**What needs to be done**
Of the lines in the records that follow, how many include the word "placeholder"? Answer with a bare number.

(Collected data entries)
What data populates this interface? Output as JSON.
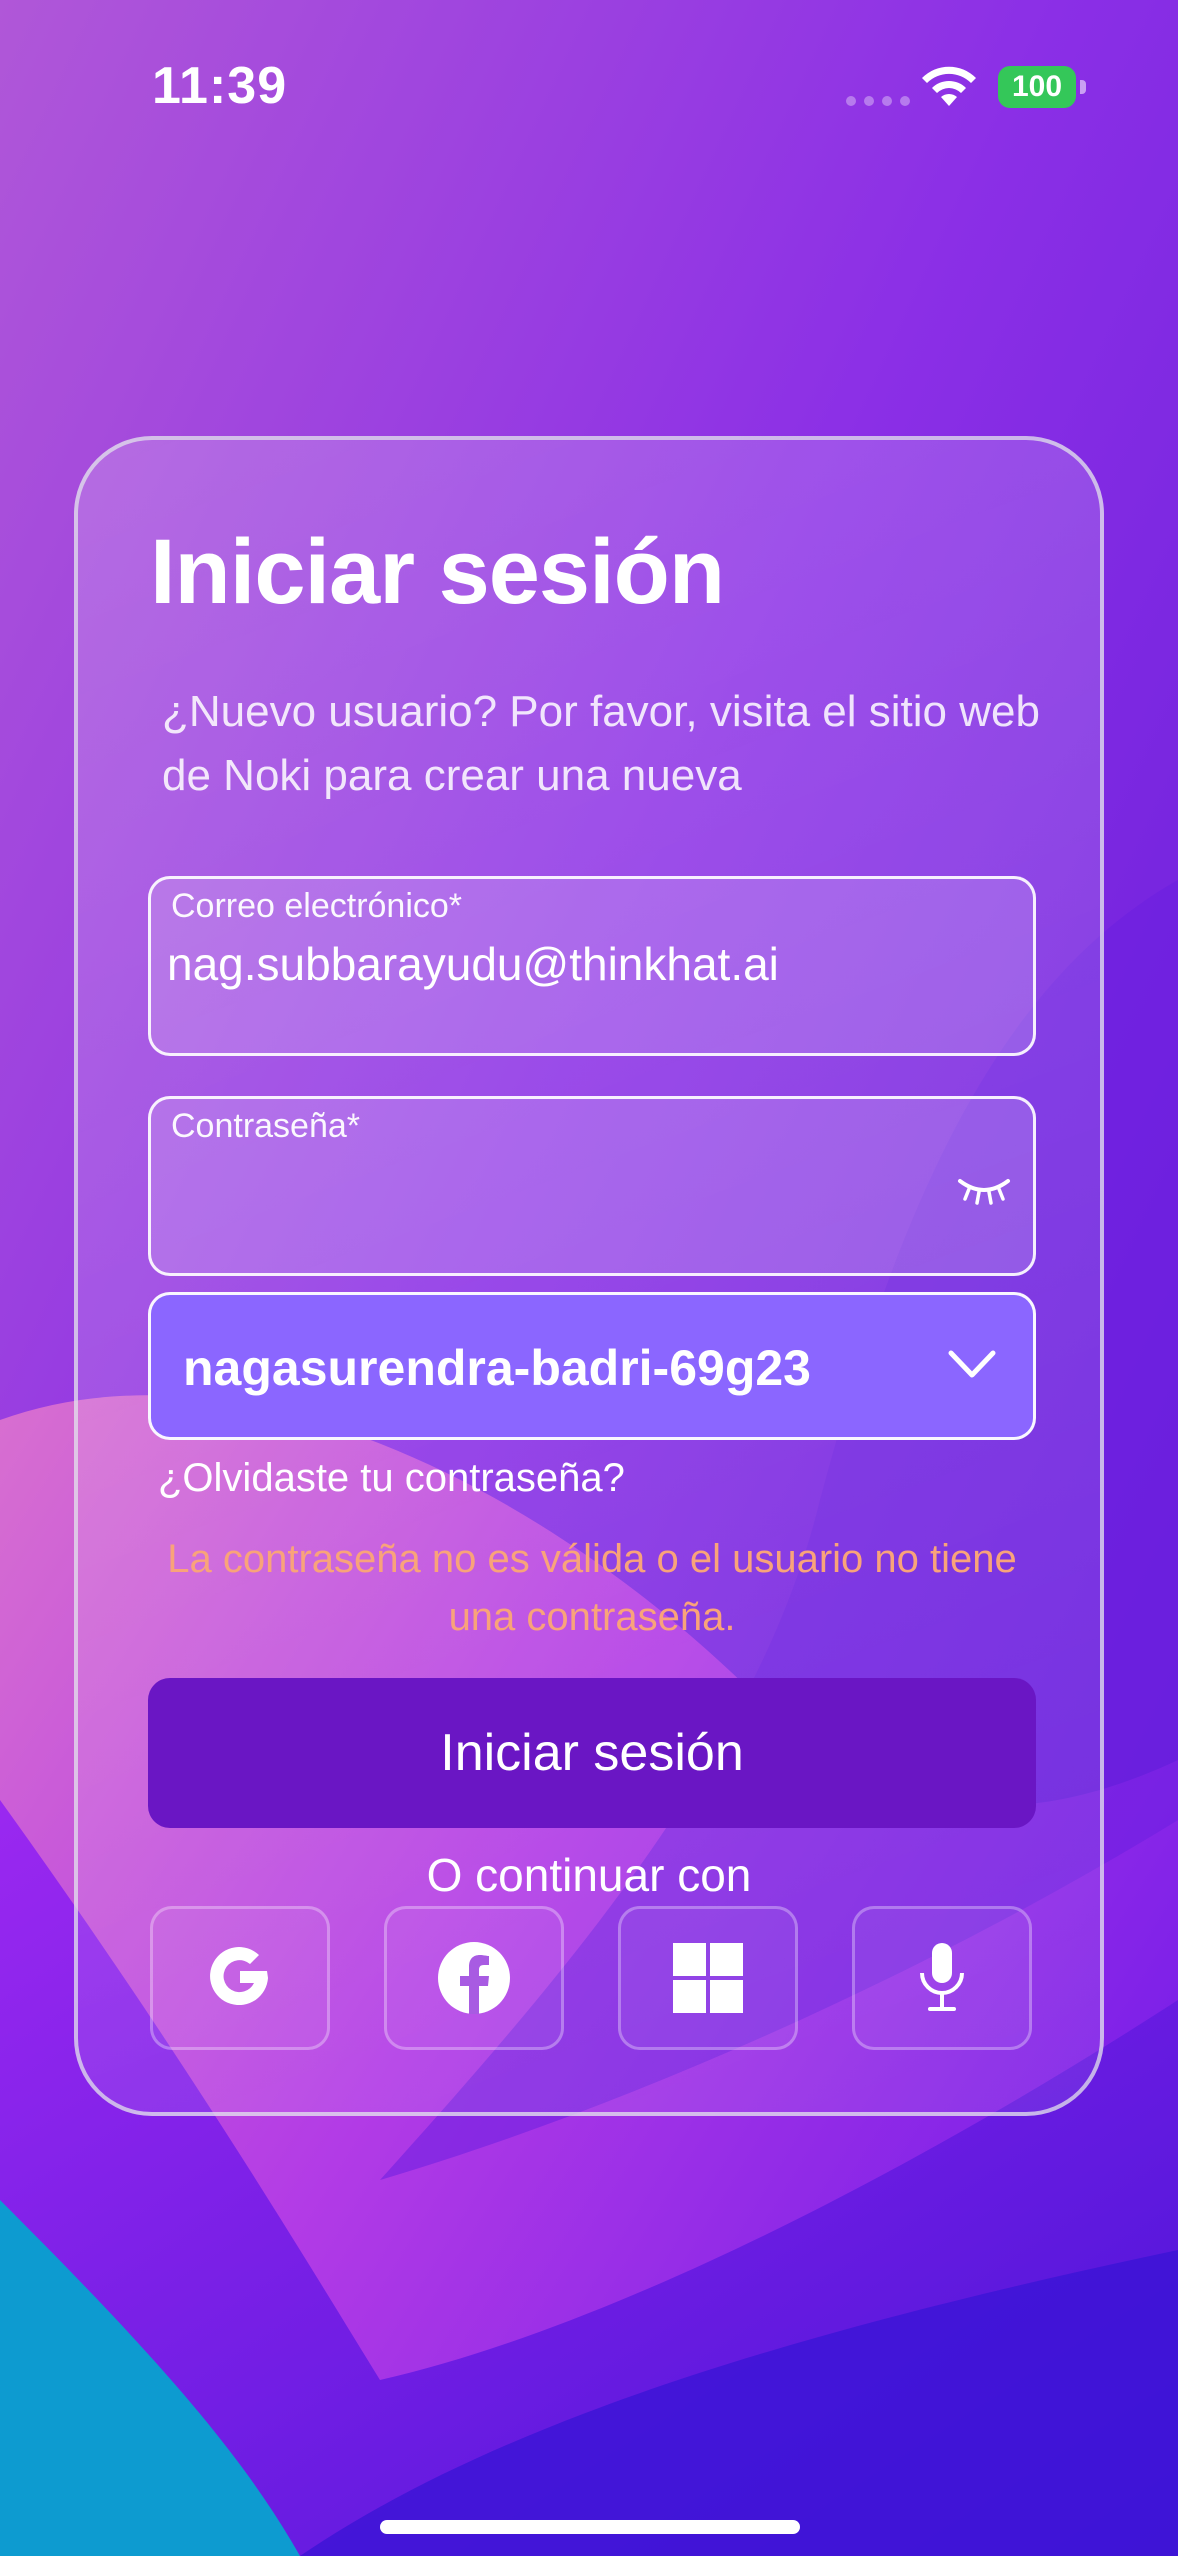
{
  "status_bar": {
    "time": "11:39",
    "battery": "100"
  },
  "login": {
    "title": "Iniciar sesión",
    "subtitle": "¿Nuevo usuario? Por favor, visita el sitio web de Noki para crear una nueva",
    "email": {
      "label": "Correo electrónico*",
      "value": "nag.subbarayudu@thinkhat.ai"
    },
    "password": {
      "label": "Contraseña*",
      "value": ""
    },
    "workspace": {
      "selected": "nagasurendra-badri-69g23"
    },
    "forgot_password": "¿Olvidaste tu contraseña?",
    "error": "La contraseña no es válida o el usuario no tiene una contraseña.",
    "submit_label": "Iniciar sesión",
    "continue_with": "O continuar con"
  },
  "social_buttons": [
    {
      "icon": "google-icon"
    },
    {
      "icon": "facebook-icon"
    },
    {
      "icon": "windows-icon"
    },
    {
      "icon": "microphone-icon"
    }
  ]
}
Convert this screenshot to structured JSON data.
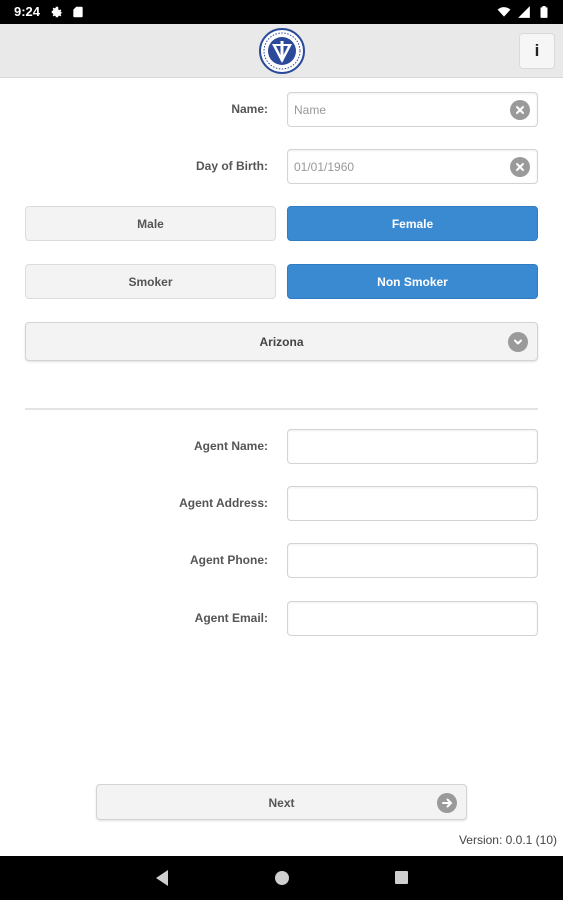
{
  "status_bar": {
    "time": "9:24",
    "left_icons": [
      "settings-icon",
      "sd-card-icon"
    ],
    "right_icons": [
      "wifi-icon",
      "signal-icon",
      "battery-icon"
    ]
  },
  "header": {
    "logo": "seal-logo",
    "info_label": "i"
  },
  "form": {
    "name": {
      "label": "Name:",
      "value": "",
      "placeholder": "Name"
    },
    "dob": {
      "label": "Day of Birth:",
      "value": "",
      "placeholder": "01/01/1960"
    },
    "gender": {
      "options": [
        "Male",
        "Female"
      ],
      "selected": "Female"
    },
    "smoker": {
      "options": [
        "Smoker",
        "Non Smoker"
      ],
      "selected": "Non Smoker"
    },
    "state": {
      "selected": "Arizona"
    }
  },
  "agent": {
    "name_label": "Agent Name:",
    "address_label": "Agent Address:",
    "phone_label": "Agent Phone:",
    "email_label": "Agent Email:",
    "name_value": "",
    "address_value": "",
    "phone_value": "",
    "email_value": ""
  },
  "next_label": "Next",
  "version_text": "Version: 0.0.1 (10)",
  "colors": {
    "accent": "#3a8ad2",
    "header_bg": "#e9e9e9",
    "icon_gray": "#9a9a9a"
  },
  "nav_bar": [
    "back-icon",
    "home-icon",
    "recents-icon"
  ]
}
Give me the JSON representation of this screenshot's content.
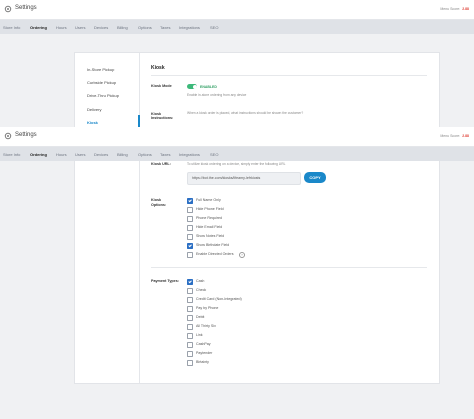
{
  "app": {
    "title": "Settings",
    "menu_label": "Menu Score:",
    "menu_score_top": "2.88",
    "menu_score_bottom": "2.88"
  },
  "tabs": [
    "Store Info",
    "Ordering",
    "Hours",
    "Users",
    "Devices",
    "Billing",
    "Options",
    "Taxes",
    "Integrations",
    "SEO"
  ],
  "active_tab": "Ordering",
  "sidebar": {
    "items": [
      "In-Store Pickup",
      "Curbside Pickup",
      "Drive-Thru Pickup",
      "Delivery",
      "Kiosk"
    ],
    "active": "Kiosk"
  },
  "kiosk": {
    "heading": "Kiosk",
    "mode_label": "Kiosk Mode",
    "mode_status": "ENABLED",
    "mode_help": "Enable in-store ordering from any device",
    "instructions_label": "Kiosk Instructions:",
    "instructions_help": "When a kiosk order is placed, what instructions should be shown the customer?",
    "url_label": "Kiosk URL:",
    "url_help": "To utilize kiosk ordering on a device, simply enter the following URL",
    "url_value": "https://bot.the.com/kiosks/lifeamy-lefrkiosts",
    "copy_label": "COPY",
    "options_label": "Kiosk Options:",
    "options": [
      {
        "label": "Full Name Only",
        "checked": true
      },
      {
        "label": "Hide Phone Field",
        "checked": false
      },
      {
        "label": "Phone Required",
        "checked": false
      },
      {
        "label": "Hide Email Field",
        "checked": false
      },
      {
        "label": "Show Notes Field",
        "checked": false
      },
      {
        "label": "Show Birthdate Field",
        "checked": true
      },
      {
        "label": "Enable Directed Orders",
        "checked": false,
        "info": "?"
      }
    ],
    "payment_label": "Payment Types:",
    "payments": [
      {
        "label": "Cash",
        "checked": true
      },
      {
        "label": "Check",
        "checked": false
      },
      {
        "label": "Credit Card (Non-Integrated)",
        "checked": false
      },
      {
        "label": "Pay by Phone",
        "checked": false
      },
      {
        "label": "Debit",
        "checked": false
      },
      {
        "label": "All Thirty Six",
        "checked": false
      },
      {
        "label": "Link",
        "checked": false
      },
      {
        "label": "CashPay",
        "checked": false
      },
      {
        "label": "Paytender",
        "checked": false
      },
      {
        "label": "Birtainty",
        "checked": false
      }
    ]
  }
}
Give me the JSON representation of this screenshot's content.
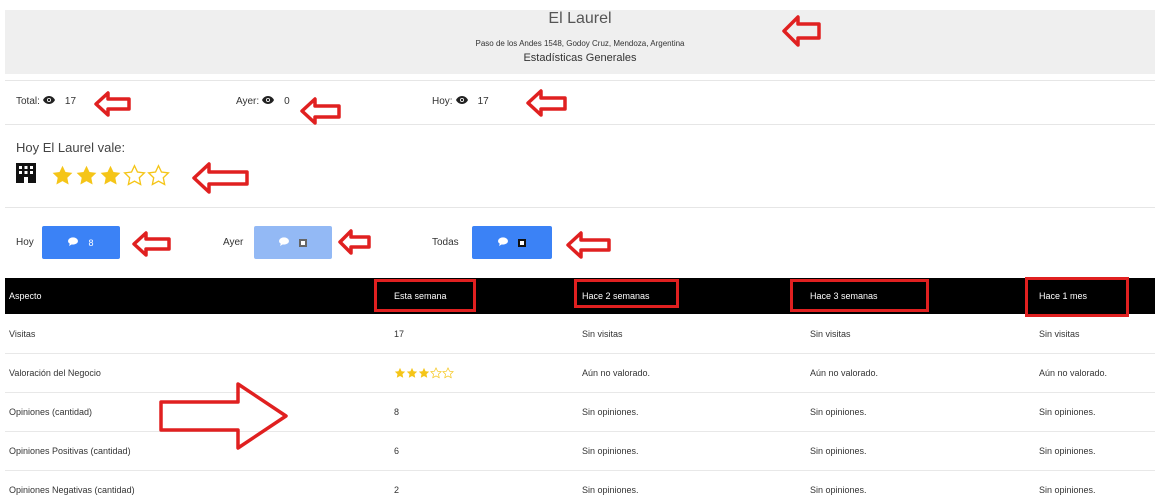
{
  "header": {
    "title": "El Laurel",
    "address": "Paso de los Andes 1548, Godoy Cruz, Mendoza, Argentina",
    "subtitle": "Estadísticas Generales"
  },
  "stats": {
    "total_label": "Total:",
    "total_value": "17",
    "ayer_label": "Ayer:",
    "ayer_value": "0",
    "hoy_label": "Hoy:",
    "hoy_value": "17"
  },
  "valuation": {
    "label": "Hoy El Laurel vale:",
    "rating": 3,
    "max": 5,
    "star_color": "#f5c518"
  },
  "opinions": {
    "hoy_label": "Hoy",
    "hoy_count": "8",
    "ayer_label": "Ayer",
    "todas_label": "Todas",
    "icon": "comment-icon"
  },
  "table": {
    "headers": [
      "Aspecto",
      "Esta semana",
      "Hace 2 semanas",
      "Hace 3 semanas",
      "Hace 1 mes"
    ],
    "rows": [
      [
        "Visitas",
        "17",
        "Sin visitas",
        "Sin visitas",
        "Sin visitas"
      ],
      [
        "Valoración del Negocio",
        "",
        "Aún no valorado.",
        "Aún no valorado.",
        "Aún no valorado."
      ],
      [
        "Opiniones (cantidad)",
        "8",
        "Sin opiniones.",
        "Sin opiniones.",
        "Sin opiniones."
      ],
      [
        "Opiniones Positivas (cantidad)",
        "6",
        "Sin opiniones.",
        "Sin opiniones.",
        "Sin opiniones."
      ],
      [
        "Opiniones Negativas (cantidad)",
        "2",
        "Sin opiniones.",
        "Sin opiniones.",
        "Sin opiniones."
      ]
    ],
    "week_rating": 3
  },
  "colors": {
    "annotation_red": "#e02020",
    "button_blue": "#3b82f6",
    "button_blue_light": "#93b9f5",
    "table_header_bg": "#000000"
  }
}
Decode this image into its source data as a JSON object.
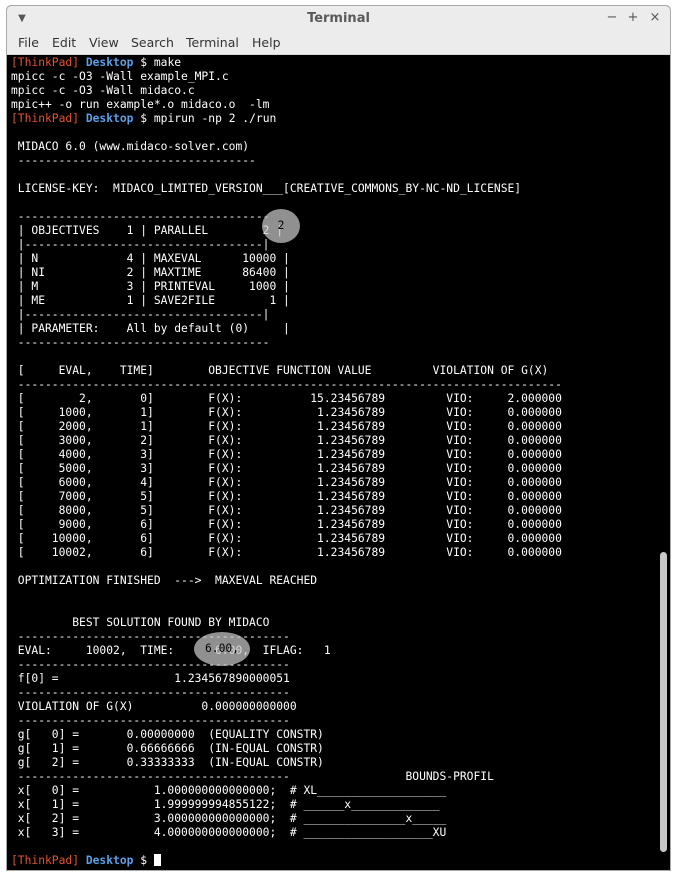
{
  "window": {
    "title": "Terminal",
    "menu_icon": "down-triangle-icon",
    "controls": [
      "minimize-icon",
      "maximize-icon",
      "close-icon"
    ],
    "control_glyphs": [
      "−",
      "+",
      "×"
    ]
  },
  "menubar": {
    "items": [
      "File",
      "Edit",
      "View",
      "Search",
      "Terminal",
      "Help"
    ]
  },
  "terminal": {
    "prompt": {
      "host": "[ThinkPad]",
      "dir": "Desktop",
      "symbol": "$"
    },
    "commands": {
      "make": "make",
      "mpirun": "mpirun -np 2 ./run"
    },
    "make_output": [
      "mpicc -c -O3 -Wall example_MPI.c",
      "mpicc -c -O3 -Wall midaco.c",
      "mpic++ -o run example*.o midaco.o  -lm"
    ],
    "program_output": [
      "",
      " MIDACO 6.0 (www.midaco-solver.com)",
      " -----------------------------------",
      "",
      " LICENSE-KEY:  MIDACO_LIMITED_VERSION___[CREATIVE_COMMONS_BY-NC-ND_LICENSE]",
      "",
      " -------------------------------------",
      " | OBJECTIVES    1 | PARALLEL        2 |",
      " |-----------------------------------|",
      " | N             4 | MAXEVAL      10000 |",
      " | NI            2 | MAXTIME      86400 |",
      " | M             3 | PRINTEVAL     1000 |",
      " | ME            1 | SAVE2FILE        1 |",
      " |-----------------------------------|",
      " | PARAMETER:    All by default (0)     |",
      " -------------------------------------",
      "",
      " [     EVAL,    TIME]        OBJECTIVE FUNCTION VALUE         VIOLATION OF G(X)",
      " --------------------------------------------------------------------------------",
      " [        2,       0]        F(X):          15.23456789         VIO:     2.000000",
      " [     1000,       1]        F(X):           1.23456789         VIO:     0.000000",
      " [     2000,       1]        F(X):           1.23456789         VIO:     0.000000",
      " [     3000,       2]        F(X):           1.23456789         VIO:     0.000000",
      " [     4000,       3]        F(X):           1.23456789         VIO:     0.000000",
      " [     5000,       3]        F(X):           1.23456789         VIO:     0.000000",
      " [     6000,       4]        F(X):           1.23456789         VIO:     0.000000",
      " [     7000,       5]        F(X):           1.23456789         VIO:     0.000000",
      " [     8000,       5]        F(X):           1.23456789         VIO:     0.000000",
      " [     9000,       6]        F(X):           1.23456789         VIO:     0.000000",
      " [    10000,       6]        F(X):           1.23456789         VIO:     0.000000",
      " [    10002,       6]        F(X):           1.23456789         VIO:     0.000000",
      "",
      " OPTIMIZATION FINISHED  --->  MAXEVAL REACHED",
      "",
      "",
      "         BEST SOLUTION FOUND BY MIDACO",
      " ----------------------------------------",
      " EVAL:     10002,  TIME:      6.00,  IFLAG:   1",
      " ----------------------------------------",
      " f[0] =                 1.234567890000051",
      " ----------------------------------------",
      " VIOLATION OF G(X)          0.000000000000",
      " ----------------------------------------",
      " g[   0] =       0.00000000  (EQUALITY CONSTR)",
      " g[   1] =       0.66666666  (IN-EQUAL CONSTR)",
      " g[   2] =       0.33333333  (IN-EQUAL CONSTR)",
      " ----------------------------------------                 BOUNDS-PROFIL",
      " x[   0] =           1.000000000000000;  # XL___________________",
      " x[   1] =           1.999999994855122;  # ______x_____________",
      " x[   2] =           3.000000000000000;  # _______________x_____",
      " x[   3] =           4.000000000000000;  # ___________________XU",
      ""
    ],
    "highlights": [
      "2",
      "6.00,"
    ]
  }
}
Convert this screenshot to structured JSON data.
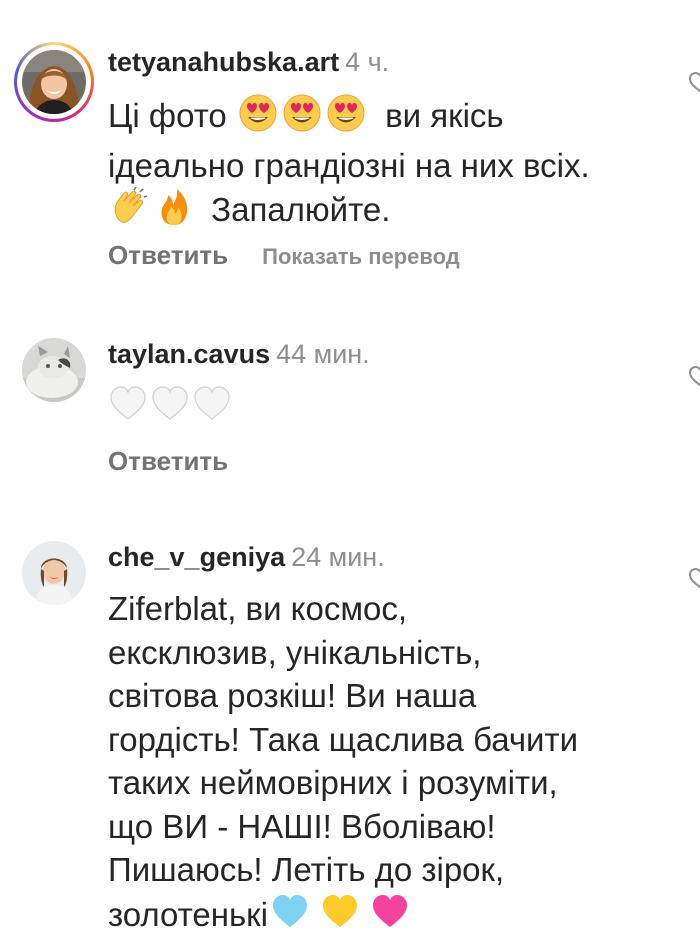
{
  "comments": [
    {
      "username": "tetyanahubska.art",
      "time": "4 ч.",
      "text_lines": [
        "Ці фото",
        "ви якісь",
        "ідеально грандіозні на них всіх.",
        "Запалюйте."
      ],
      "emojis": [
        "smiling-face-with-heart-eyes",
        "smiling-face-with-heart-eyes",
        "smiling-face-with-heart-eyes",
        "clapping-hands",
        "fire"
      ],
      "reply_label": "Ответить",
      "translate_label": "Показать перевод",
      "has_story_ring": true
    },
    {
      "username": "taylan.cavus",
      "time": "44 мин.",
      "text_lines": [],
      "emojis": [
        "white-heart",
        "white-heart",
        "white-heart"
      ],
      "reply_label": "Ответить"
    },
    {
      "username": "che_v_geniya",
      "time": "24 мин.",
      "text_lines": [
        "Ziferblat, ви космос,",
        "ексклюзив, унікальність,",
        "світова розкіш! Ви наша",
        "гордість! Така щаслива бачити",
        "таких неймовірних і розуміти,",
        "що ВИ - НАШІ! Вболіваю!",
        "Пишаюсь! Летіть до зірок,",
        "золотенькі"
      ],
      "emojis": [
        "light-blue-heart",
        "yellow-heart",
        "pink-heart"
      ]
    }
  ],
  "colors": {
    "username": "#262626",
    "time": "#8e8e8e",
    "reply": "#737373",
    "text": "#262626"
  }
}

**Result of the exercise**
2